• **TEXTE FOURNI**:
Les demanderesses invoquent, à l’appui de leur pourvoi, un moyen de cassation.
Le dossier a été communiqué au procureur général.
Sur le rapport de M. Zedda, conseiller référendaire, les observations de Me Soltner, avocat de la société Oak édition et de la société Atelier archange, de la SARL Boré, Salve de Bruneton et Mégret, avocat des sociétés MMA IARD et MMA IARD assurances mutuelles, de la SCP Nicolaÿ, de Lanouvelle, avocat de la société Expera assurances, et l’avis de M. Brun, avocat général, après débats en l’audience publique du 7 mars 2023 où étaient présents Mme Teiller, président, M. Zedda, conseiller référendaire rapporteur, M. Maunand, conseiller doyen, Mme Farrenq-Nési, M. Boyer, Mme Abgrall, M. Delbano, conseillers, Mmes Djikpa, Brun, Vernimmen, Rat, conseillers référendaires, M. Brun, avocat général, et Mme Letourneur, greffier de chambre,
la troisième chambre civile de la Cour de cassation, composée, en application de l’article R. 431-5 du code de l’organisation judiciaire, des président et conseillers précités, après en avoir délibéré conformément à la loi, a rendu le présent arrêt.
1. Selon l’arrêt attaqué (Aix-en-Provence, 20 mai 2021), pour les besoins de son activité de design et d’architecture intérieure, la société Atelier archange a souscrit un contrat d’assurance auprès de la société Les Mutuelles du Mans assurances, aux droits de laquelle viennent les sociétés MMA IARD et MMA IARD assurances mutuelles (les sociétés MMA). Le contrat a été souscrit par l’intermédiaire de l’agent de l’assureur, la société Di Giorgio & Gintrand assurances, aux droits de laquelle vient la société Expera assurances.
2. La société Atelier archange a été chargée par la société McDonald’s Europe de travaux de décoration de restaurants.
3. A la suite d’une réclamation d’ayants droit d’un designer, la société Atelier archange a déclaré un sinistre à son assureur, qui a refusé sa garantie aux motifs que l’assurée avait commis une faute dolosive en raison du caractère flagrant et massif de la contrefaçon.
4. La société Atelier archange a assigné l’assureur et son agent. La société Oak édition est venue aux droits de la société Atelier archange.

(Entrées de données collectées)
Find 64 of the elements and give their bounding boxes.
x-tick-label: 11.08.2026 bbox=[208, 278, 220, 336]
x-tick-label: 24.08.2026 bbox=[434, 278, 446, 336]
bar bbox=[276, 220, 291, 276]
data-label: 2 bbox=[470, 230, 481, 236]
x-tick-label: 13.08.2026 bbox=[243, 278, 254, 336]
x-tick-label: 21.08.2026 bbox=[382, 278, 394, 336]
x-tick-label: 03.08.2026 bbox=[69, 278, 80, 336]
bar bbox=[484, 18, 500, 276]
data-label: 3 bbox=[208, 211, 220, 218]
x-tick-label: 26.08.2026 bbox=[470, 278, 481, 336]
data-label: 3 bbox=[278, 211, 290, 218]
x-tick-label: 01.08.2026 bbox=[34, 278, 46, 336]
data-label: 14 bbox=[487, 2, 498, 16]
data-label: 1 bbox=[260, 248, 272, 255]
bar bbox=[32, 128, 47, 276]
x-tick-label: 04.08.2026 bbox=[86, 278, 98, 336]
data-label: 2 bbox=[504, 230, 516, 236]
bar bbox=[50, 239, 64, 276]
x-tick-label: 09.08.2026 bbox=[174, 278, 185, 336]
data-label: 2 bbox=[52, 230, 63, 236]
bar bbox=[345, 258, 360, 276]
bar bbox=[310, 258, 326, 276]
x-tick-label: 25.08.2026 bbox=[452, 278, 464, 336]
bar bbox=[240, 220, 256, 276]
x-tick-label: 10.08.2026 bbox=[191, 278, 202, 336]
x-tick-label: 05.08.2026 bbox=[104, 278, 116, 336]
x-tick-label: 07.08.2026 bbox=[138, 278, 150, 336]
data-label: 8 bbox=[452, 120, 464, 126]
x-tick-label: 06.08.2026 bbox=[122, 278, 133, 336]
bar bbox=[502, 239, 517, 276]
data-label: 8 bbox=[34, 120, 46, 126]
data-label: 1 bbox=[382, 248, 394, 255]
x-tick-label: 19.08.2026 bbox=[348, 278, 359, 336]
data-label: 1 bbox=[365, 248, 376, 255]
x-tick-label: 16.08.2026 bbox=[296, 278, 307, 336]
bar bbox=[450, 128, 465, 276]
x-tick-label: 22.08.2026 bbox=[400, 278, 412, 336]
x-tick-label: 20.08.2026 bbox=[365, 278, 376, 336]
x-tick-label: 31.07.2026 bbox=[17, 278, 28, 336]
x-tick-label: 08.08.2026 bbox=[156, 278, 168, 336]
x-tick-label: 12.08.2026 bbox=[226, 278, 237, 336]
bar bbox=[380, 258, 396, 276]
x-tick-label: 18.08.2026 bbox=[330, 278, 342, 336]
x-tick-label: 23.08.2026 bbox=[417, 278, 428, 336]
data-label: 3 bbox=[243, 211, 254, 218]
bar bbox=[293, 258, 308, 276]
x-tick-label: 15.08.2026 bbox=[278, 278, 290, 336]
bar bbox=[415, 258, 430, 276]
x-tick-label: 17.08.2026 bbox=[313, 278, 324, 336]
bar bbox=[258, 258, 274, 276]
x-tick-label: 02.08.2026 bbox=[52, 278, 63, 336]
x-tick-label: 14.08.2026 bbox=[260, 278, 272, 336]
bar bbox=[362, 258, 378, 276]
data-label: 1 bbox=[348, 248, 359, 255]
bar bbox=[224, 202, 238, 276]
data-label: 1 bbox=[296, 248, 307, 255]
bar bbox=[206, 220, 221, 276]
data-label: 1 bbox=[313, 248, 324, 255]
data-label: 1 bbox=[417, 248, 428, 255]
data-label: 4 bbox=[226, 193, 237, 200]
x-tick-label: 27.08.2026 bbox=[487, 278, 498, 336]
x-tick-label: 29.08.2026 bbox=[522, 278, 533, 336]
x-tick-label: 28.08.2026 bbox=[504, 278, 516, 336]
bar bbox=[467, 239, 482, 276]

• **ÉNONCÉ**: Relevez, dans le texte fourni, chaque avocat dont les observations sont recueillies pour une partie, en indiquant la ou les sociétés qu'il représente.

• **EXERCICE CORRIGÉ**:
- Me Soltner : la société Oak édition et la société Atelier archange
- SARL Boré, Salve de Bruneton et Mégret : les sociétés MMA IARD et MMA IARD assurances mutuelles
- SCP Nicolaÿ, de Lanouvelle : la société Expera assurances